What is needed:
Select and copy out every line in the records containing "office".

Materials provided:
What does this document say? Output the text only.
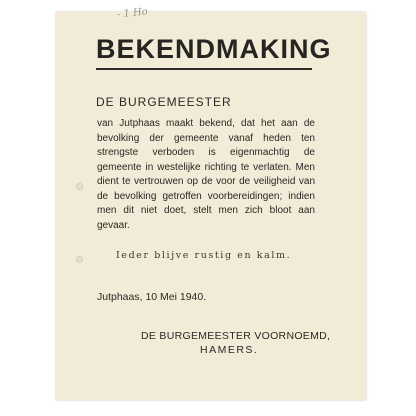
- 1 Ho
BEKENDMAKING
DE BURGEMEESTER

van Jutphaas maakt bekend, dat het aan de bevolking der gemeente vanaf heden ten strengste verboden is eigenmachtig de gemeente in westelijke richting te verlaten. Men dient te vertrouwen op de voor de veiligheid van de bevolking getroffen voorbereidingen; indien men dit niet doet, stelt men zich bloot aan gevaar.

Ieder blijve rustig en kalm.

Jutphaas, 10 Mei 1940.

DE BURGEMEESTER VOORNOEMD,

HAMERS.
---
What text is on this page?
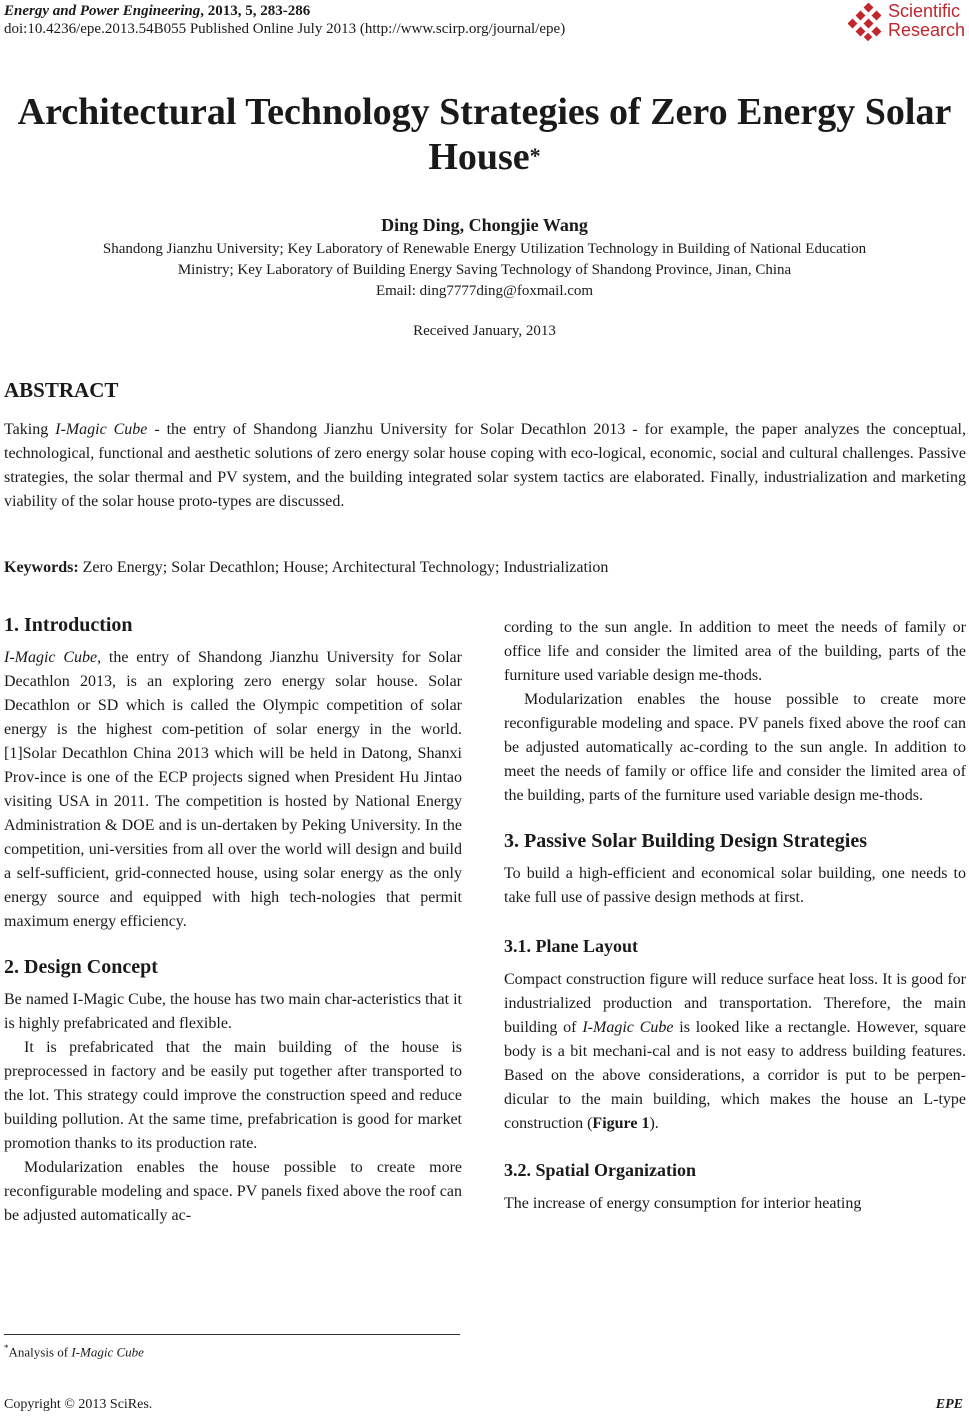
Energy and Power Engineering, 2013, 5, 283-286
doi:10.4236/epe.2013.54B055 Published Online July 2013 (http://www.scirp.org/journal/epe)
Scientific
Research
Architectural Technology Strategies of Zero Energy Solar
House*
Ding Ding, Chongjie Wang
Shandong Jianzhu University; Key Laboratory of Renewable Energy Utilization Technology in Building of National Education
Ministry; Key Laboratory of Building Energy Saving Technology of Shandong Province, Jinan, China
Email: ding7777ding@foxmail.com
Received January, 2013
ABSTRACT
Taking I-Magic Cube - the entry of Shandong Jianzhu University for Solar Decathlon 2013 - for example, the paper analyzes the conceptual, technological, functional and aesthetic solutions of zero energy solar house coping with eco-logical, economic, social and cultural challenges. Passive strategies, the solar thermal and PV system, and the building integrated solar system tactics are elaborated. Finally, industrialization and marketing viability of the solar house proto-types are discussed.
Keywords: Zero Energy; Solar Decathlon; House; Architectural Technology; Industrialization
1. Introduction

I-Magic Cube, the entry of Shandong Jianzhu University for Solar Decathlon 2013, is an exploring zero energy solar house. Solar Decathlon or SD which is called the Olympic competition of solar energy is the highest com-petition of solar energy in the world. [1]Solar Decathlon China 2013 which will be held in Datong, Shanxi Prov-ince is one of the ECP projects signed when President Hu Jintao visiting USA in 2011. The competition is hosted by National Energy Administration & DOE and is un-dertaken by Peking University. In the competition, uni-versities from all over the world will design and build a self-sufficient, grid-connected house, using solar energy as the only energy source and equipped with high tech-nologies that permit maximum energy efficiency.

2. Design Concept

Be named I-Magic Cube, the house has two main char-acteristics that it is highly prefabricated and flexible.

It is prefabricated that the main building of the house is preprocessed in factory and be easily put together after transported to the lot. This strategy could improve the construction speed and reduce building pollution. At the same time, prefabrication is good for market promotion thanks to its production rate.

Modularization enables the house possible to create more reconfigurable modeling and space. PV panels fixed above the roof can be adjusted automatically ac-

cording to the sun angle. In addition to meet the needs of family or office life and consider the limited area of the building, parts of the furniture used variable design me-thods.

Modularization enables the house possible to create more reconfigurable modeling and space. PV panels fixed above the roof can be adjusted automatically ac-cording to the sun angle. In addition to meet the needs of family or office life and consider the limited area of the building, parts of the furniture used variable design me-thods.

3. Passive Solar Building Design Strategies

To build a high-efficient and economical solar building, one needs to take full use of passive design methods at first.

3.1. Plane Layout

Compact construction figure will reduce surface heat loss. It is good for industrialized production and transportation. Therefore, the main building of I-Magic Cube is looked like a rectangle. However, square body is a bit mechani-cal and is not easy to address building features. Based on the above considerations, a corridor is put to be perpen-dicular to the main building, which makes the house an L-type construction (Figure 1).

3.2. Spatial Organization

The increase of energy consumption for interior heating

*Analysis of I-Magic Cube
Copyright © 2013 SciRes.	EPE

Result for this task:
cording to the sun angle. In addition to meet the needs of family or office life and consider the limited area of the building, parts of the furniture used variable design me-thods.
Modularization enables the house possible to create more reconfigurable modeling and space. PV panels fixed above the roof can be adjusted automatically ac-cording to the sun angle. In addition to meet the needs of family or office life and consider the limited area of the building, parts of the furniture used variable design me-thods.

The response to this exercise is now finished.